▶ _CHALLENGE_: Copy every line in which the string "อตาย" occurs.

▶ _PROVIDED ENTRIES_:
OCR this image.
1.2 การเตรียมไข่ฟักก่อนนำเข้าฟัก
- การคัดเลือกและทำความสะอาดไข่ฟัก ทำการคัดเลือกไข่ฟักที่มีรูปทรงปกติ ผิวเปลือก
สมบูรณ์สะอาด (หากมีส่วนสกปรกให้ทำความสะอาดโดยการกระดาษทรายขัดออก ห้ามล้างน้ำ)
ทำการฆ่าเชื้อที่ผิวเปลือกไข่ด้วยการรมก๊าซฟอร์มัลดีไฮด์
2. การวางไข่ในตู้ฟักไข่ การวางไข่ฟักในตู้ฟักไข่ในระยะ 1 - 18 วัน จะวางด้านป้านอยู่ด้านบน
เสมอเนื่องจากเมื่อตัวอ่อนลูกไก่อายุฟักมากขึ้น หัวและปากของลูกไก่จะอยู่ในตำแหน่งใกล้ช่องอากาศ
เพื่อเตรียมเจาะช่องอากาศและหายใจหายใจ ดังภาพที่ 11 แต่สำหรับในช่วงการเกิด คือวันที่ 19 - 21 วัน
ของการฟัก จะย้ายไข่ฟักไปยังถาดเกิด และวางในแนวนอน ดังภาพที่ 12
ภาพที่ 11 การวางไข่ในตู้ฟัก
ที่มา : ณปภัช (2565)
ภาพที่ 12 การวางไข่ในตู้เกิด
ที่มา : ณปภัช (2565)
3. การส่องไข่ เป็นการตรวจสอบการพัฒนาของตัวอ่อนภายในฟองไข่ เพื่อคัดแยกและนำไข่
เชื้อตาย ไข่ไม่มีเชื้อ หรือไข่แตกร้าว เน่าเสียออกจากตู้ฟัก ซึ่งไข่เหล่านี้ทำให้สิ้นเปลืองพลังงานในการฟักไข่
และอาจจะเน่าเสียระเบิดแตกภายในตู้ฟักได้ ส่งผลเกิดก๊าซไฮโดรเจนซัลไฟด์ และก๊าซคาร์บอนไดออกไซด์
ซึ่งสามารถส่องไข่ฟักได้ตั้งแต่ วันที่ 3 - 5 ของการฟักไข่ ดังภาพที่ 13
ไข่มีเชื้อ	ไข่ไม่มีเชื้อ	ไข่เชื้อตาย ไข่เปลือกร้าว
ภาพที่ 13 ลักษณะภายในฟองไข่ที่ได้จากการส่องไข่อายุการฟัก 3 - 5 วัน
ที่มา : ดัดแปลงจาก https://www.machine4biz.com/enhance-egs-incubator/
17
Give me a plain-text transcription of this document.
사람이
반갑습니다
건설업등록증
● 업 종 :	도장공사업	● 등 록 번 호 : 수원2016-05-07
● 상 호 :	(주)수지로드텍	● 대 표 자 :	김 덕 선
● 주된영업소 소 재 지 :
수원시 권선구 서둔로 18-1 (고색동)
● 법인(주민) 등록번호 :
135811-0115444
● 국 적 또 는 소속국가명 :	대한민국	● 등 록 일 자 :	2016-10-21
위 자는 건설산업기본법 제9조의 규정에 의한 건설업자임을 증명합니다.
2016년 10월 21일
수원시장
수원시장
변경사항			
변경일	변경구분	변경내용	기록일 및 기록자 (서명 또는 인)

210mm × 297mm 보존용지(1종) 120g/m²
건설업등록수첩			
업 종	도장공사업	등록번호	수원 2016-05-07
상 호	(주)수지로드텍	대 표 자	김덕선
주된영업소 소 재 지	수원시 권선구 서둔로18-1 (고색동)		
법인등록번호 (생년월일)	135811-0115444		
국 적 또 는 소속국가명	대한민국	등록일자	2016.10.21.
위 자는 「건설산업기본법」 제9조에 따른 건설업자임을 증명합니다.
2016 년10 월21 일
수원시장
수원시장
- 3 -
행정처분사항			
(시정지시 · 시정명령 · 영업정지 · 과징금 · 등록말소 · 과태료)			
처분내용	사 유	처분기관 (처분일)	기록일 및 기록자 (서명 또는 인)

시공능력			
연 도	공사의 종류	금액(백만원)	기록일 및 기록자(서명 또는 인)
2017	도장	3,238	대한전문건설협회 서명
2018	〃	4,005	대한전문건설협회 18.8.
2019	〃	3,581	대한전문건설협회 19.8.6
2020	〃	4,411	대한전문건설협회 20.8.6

▶ _EXPECTED OUTPUT_:
เชื้อตาย ไข่ไม่มีเชื้อ หรือไข่แตกร้าว เน่าเสียออกจากตู้ฟัก ซึ่งไข่เหล่านี้ทำให้สิ้นเปลืองพลังงานในการฟักไข่
ไข่มีเชื้อ	ไข่ไม่มีเชื้อ	ไข่เชื้อตาย ไข่เปลือกร้าว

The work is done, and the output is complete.